**WHAT TO PRODUCE:**
Go through each line of the records below and count those with the word "JSON". Give only the count.

[Figure contents as structured data]
* Begin *
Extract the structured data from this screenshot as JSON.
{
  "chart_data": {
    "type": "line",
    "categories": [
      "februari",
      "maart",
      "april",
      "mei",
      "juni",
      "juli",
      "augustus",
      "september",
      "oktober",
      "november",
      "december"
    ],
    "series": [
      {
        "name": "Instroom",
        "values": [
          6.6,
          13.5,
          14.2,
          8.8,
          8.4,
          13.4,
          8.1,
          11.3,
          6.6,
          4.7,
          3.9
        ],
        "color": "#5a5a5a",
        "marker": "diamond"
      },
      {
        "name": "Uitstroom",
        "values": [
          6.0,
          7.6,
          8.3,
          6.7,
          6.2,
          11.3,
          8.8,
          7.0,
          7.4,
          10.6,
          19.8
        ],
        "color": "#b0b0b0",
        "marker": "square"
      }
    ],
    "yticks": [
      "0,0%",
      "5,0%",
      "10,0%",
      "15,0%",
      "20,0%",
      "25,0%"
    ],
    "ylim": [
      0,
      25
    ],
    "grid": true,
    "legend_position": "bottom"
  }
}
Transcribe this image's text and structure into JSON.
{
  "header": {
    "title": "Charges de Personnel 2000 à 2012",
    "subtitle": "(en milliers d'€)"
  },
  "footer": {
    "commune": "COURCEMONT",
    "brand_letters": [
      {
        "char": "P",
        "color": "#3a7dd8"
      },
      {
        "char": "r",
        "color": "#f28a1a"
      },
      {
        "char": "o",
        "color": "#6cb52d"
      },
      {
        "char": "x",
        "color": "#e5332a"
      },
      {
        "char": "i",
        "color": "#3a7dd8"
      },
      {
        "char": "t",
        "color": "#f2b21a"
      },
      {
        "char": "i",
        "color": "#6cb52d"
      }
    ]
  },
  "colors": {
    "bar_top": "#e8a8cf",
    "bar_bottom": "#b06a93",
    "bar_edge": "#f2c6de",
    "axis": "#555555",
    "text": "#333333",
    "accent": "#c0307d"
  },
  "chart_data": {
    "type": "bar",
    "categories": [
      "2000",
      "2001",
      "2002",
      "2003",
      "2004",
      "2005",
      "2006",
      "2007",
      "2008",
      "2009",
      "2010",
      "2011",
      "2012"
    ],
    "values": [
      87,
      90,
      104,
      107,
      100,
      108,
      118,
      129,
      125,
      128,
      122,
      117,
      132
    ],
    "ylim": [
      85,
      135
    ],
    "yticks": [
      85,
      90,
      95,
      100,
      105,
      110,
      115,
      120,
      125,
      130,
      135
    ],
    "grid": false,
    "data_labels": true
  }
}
* End *
**ANSWER TO THE TASK:**
2